- [Exercise] A verbatim copy of the records is required, with all pictures left out.

- [Material to process]
#####
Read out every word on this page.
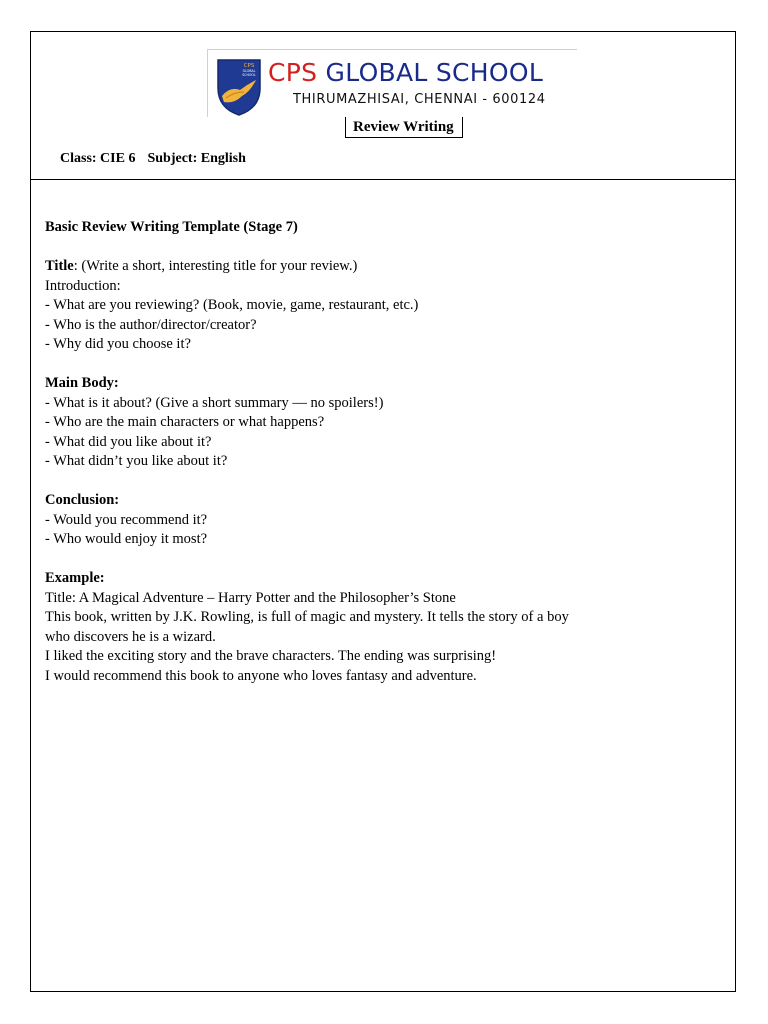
CPS
GLOBAL
SCHOOL CPS GLOBAL SCHOOL
THIRUMAZHISAI, CHENNAI - 600124
Review Writing
Class: CIE 6 Subject: English

Basic Review Writing Template (Stage 7)

Title: (Write a short, interesting title for your review.)

Introduction:

- What are you reviewing? (Book, movie, game, restaurant, etc.)

- Who is the author/director/creator?

- Why did you choose it?

Main Body:

- What is it about? (Give a short summary — no spoilers!)

- Who are the main characters or what happens?

- What did you like about it?

- What didn’t you like about it?

Conclusion:

- Would you recommend it?

- Who would enjoy it most?

Example:

Title: A Magical Adventure – Harry Potter and the Philosopher’s Stone

This book, written by J.K. Rowling, is full of magic and mystery. It tells the story of a boy

who discovers he is a wizard.

I liked the exciting story and the brave characters. The ending was surprising!

I would recommend this book to anyone who loves fantasy and adventure.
#####
- [Answer to this task]
Read out every word on this page.
CPS
GLOBAL
SCHOOL CPS GLOBAL SCHOOL
THIRUMAZHISAI, CHENNAI - 600124
Review Writing
Class: CIE 6 Subject: English

Basic Review Writing Template (Stage 7)

Title: (Write a short, interesting title for your review.)

Introduction:

- What are you reviewing? (Book, movie, game, restaurant, etc.)

- Who is the author/director/creator?

- Why did you choose it?

Main Body:

- What is it about? (Give a short summary — no spoilers!)

- Who are the main characters or what happens?

- What did you like about it?

- What didn’t you like about it?

Conclusion:

- Would you recommend it?

- Who would enjoy it most?

Example:

Title: A Magical Adventure – Harry Potter and the Philosopher’s Stone

This book, written by J.K. Rowling, is full of magic and mystery. It tells the story of a boy

who discovers he is a wizard.

I liked the exciting story and the brave characters. The ending was surprising!

I would recommend this book to anyone who loves fantasy and adventure.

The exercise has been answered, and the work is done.